◆ **Assignment A**: List every person named in the article on Florida's felon voter purge list.
◆ **Assignment B**: In the article on Florida's felon voter purge list, write out the passage from "The decision to" up to and including "removal from office.".

◆ **Document section**:
Jenny Brown nostalgic for Reconstruction
July 21. 2004 6:01AM Officials knew of voter list's race flaw
By CHRIS DAVIS and MATTHEW DOIG Sarasota Herald-Tribune
s far back as 1997, state election officials knew that using race to create a felon voter purge list could mean Hispanics wouldn't be included in the purge, the Sarasota Herald-Tribune has learned.
Elections officials studied the race issue for the purge conducted before the 2000 election, and again in 2001 as they developed the latest version of the list designed to keep felons from voting.
The decision to use race for the 2004 purge, knowing it could exclude Hispanics, renews questions about whether the error was intentional, said U.S. Rep. Robert Wexler, D-Boca Raton.
"It's a clear indication of a pattern of falsifying the voting process in Florida," Wexler said. "As we now learn more and more, the likelihood of a coincidence is just too great."
Wexler said the findings could warrant an investigation by the state attorney general's office, and Secretary of State Glenda Hood's removal from office.
Florida is one of seven states that does not automatically restore voting rights to convicted felons once they have completed their sentences.
Hood scrapped the purge list last week after it was reported that a data flaw led to the inclusion of just 61 Hispanics on the purge list, which includes nearly 48,000 names.

Stored data entries
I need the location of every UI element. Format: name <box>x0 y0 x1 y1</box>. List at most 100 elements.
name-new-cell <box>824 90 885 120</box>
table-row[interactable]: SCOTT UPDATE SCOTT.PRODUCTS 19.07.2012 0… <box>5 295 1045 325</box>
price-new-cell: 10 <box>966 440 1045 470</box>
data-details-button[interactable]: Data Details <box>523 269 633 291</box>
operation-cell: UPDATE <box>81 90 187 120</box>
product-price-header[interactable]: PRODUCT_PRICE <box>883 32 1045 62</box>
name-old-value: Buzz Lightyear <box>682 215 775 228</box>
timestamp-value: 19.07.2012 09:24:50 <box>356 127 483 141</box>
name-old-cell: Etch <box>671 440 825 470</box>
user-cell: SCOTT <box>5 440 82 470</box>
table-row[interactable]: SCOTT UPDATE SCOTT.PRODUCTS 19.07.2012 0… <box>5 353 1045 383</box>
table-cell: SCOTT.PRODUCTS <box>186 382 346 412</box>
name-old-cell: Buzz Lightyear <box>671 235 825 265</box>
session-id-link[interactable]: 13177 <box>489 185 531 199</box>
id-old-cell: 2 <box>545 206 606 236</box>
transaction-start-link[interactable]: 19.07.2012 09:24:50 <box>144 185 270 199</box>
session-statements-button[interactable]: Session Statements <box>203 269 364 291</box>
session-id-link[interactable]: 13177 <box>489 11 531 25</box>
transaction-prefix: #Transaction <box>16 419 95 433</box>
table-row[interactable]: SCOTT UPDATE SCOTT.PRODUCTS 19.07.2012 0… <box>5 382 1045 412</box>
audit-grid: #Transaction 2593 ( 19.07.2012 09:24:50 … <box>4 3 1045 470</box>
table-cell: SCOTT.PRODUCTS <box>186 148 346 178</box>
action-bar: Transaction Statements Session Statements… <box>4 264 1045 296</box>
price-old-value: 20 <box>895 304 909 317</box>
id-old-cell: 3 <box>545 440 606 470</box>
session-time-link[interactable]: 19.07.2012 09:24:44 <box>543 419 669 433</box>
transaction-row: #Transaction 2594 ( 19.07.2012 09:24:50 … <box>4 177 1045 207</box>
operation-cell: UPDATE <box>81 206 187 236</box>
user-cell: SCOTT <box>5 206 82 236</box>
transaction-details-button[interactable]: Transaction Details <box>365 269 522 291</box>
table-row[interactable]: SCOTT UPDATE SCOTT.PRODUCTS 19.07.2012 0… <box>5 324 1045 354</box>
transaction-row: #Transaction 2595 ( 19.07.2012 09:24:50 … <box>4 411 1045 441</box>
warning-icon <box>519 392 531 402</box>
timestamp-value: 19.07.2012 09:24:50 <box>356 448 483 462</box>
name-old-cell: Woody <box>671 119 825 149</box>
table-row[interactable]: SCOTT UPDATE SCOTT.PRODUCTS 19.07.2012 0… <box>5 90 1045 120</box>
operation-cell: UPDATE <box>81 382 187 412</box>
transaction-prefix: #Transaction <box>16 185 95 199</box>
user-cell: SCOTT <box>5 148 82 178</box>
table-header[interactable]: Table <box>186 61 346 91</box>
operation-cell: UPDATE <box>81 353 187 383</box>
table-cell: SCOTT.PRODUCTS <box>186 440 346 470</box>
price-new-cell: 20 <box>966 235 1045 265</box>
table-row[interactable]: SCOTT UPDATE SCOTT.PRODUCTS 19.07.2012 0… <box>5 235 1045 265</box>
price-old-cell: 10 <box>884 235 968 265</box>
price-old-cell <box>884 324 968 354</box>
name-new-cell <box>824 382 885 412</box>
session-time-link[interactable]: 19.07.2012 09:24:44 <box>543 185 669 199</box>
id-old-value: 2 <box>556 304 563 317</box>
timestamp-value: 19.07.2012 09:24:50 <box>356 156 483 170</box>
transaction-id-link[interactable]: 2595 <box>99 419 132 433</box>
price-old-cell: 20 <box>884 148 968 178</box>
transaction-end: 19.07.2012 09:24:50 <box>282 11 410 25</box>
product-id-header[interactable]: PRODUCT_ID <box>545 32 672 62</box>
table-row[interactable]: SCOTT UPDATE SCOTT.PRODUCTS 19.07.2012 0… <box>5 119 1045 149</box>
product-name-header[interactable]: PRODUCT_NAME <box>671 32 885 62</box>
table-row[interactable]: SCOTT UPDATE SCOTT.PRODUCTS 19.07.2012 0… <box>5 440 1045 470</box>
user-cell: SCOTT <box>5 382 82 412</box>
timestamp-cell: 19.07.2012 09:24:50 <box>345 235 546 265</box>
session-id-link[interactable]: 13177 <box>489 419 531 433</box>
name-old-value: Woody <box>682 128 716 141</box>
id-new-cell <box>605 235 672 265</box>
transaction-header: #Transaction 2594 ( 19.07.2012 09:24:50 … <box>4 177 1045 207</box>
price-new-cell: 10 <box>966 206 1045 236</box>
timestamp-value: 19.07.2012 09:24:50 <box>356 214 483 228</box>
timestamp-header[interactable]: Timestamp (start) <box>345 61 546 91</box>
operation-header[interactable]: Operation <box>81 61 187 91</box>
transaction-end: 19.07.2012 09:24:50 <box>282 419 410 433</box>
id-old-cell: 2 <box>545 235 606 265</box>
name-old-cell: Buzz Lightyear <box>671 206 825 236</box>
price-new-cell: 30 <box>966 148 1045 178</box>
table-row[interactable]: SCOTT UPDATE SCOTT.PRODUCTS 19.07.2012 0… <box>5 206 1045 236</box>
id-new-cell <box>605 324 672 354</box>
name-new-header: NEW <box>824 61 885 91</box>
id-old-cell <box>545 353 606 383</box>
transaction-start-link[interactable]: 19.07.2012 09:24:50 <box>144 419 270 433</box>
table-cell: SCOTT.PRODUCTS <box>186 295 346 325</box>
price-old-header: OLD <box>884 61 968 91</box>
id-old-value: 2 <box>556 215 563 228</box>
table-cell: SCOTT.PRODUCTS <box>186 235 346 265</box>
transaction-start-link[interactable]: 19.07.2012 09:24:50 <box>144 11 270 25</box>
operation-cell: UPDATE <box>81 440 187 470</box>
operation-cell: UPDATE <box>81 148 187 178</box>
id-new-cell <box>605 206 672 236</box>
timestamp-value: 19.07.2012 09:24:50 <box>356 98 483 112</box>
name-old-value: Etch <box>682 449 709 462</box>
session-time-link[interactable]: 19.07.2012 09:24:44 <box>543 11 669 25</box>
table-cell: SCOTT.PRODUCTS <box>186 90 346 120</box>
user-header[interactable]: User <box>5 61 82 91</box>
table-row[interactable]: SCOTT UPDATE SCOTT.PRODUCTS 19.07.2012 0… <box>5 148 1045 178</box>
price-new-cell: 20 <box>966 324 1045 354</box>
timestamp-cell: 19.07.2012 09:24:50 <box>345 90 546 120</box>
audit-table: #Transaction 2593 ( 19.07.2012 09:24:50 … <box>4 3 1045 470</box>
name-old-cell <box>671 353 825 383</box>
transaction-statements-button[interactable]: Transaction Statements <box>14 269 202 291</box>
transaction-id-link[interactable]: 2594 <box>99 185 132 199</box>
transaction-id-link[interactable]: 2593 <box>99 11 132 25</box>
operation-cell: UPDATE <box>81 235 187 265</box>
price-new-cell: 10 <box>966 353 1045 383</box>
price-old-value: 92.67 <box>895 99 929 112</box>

◆ **Task output A**: Jenny Brown, Chris Davis, Matthew Doig, Robert Wexler, Glenda Hood

◆ **Task output B**:
The decision to use race for the 2004 purge, knowing it could exclude Hispanics, renews questions about whether the error was intentional, said U.S. Rep. Robert Wexler, D-Boca Raton.
"It's a clear indication of a pattern of falsifying the voting process in Florida," Wexler said. "As we now learn more and more, the likelihood of a coincidence is just too great."
Wexler said the findings could warrant an investigation by the state attorney general's office, and Secretary of State Glenda Hood's removal from office.